WHAT IS ASKED: From the listing that follows, extract every line and set it down unaltered.

** START **

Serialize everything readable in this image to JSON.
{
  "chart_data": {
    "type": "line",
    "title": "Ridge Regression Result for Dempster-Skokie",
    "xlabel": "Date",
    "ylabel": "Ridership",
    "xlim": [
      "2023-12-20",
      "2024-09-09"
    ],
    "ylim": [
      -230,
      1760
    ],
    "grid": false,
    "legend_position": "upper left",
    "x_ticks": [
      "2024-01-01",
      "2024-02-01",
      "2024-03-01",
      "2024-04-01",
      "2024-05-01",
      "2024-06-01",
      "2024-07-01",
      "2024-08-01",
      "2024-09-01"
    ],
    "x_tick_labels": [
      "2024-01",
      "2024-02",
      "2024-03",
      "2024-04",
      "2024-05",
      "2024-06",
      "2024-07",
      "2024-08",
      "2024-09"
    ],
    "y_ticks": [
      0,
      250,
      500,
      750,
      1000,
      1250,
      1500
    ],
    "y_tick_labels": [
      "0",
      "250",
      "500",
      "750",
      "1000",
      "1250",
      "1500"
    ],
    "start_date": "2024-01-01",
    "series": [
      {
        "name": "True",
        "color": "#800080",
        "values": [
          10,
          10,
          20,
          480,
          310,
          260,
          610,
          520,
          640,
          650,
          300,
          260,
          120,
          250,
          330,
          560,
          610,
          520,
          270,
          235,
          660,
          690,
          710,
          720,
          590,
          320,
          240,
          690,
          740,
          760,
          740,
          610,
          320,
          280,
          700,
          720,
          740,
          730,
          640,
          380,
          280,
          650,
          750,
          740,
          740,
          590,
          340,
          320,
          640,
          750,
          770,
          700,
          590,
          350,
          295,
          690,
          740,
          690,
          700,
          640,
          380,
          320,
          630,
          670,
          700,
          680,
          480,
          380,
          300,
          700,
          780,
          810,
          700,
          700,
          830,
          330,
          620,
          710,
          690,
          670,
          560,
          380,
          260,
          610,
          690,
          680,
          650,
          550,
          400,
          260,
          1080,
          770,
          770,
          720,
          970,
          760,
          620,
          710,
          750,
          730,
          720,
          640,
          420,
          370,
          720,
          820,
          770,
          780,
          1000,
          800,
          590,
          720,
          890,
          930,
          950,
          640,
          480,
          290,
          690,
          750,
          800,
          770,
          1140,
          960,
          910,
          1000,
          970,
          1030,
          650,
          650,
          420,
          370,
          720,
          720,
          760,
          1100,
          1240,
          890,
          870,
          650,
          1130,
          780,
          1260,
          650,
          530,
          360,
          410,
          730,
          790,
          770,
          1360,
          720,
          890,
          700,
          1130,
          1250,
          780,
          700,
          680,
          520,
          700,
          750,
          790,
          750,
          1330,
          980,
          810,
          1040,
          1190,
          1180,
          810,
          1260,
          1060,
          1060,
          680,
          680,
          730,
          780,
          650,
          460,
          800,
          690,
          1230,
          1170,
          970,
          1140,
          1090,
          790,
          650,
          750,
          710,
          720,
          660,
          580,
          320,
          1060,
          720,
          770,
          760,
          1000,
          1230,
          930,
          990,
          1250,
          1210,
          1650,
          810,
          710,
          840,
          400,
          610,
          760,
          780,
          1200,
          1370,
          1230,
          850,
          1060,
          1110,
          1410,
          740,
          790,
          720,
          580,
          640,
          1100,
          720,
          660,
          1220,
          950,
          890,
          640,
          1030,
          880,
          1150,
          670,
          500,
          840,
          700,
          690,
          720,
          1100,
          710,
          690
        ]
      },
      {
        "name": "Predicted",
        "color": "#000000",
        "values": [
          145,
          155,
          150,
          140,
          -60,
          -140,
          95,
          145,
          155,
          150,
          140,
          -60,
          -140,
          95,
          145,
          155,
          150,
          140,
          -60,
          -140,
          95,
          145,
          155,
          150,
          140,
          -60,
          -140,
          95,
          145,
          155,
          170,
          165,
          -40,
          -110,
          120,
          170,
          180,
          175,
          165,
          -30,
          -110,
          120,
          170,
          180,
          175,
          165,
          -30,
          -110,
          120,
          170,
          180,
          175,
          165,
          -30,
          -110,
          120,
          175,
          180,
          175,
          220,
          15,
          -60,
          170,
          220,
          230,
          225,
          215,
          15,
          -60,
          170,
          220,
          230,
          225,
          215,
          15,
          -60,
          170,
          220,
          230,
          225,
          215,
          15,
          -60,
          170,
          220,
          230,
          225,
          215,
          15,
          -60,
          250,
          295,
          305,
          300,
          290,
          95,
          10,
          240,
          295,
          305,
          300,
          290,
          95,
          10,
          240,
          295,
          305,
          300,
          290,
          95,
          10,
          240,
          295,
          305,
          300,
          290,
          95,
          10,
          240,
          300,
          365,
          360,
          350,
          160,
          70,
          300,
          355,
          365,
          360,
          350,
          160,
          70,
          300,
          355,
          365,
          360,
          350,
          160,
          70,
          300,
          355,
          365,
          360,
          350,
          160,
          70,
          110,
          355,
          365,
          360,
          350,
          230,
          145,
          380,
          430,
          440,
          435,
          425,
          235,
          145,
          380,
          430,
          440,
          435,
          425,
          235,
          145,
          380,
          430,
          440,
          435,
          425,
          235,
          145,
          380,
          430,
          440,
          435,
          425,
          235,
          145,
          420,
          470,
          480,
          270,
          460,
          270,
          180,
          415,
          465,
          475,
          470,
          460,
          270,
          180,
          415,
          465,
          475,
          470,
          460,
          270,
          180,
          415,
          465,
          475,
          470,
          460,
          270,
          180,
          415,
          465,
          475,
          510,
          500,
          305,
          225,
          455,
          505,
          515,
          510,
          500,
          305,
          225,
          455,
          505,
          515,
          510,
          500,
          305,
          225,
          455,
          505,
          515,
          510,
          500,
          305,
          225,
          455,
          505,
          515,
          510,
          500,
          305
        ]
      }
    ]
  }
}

** END **

FULL RESPONSE:
Serialize everything readable in this image to JSON.
{
  "chart_data": {
    "type": "line",
    "title": "Ridge Regression Result for Dempster-Skokie",
    "xlabel": "Date",
    "ylabel": "Ridership",
    "xlim": [
      "2023-12-20",
      "2024-09-09"
    ],
    "ylim": [
      -230,
      1760
    ],
    "grid": false,
    "legend_position": "upper left",
    "x_ticks": [
      "2024-01-01",
      "2024-02-01",
      "2024-03-01",
      "2024-04-01",
      "2024-05-01",
      "2024-06-01",
      "2024-07-01",
      "2024-08-01",
      "2024-09-01"
    ],
    "x_tick_labels": [
      "2024-01",
      "2024-02",
      "2024-03",
      "2024-04",
      "2024-05",
      "2024-06",
      "2024-07",
      "2024-08",
      "2024-09"
    ],
    "y_ticks": [
      0,
      250,
      500,
      750,
      1000,
      1250,
      1500
    ],
    "y_tick_labels": [
      "0",
      "250",
      "500",
      "750",
      "1000",
      "1250",
      "1500"
    ],
    "start_date": "2024-01-01",
    "series": [
      {
        "name": "True",
        "color": "#800080",
        "values": [
          10,
          10,
          20,
          480,
          310,
          260,
          610,
          520,
          640,
          650,
          300,
          260,
          120,
          250,
          330,
          560,
          610,
          520,
          270,
          235,
          660,
          690,
          710,
          720,
          590,
          320,
          240,
          690,
          740,
          760,
          740,
          610,
          320,
          280,
          700,
          720,
          740,
          730,
          640,
          380,
          280,
          650,
          750,
          740,
          740,
          590,
          340,
          320,
          640,
          750,
          770,
          700,
          590,
          350,
          295,
          690,
          740,
          690,
          700,
          640,
          380,
          320,
          630,
          670,
          700,
          680,
          480,
          380,
          300,
          700,
          780,
          810,
          700,
          700,
          830,
          330,
          620,
          710,
          690,
          670,
          560,
          380,
          260,
          610,
          690,
          680,
          650,
          550,
          400,
          260,
          1080,
          770,
          770,
          720,
          970,
          760,
          620,
          710,
          750,
          730,
          720,
          640,
          420,
          370,
          720,
          820,
          770,
          780,
          1000,
          800,
          590,
          720,
          890,
          930,
          950,
          640,
          480,
          290,
          690,
          750,
          800,
          770,
          1140,
          960,
          910,
          1000,
          970,
          1030,
          650,
          650,
          420,
          370,
          720,
          720,
          760,
          1100,
          1240,
          890,
          870,
          650,
          1130,
          780,
          1260,
          650,
          530,
          360,
          410,
          730,
          790,
          770,
          1360,
          720,
          890,
          700,
          1130,
          1250,
          780,
          700,
          680,
          520,
          700,
          750,
          790,
          750,
          1330,
          980,
          810,
          1040,
          1190,
          1180,
          810,
          1260,
          1060,
          1060,
          680,
          680,
          730,
          780,
          650,
          460,
          800,
          690,
          1230,
          1170,
          970,
          1140,
          1090,
          790,
          650,
          750,
          710,
          720,
          660,
          580,
          320,
          1060,
          720,
          770,
          760,
          1000,
          1230,
          930,
          990,
          1250,
          1210,
          1650,
          810,
          710,
          840,
          400,
          610,
          760,
          780,
          1200,
          1370,
          1230,
          850,
          1060,
          1110,
          1410,
          740,
          790,
          720,
          580,
          640,
          1100,
          720,
          660,
          1220,
          950,
          890,
          640,
          1030,
          880,
          1150,
          670,
          500,
          840,
          700,
          690,
          720,
          1100,
          710,
          690
        ]
      },
      {
        "name": "Predicted",
        "color": "#000000",
        "values": [
          145,
          155,
          150,
          140,
          -60,
          -140,
          95,
          145,
          155,
          150,
          140,
          -60,
          -140,
          95,
          145,
          155,
          150,
          140,
          -60,
          -140,
          95,
          145,
          155,
          150,
          140,
          -60,
          -140,
          95,
          145,
          155,
          170,
          165,
          -40,
          -110,
          120,
          170,
          180,
          175,
          165,
          -30,
          -110,
          120,
          170,
          180,
          175,
          165,
          -30,
          -110,
          120,
          170,
          180,
          175,
          165,
          -30,
          -110,
          120,
          175,
          180,
          175,
          220,
          15,
          -60,
          170,
          220,
          230,
          225,
          215,
          15,
          -60,
          170,
          220,
          230,
          225,
          215,
          15,
          -60,
          170,
          220,
          230,
          225,
          215,
          15,
          -60,
          170,
          220,
          230,
          225,
          215,
          15,
          -60,
          250,
          295,
          305,
          300,
          290,
          95,
          10,
          240,
          295,
          305,
          300,
          290,
          95,
          10,
          240,
          295,
          305,
          300,
          290,
          95,
          10,
          240,
          295,
          305,
          300,
          290,
          95,
          10,
          240,
          300,
          365,
          360,
          350,
          160,
          70,
          300,
          355,
          365,
          360,
          350,
          160,
          70,
          300,
          355,
          365,
          360,
          350,
          160,
          70,
          300,
          355,
          365,
          360,
          350,
          160,
          70,
          110,
          355,
          365,
          360,
          350,
          230,
          145,
          380,
          430,
          440,
          435,
          425,
          235,
          145,
          380,
          430,
          440,
          435,
          425,
          235,
          145,
          380,
          430,
          440,
          435,
          425,
          235,
          145,
          380,
          430,
          440,
          435,
          425,
          235,
          145,
          420,
          470,
          480,
          270,
          460,
          270,
          180,
          415,
          465,
          475,
          470,
          460,
          270,
          180,
          415,
          465,
          475,
          470,
          460,
          270,
          180,
          415,
          465,
          475,
          470,
          460,
          270,
          180,
          415,
          465,
          475,
          510,
          500,
          305,
          225,
          455,
          505,
          515,
          510,
          500,
          305,
          225,
          455,
          505,
          515,
          510,
          500,
          305,
          225,
          455,
          505,
          515,
          510,
          500,
          305,
          225,
          455,
          505,
          515,
          510,
          500,
          305
        ]
      }
    ]
  }
}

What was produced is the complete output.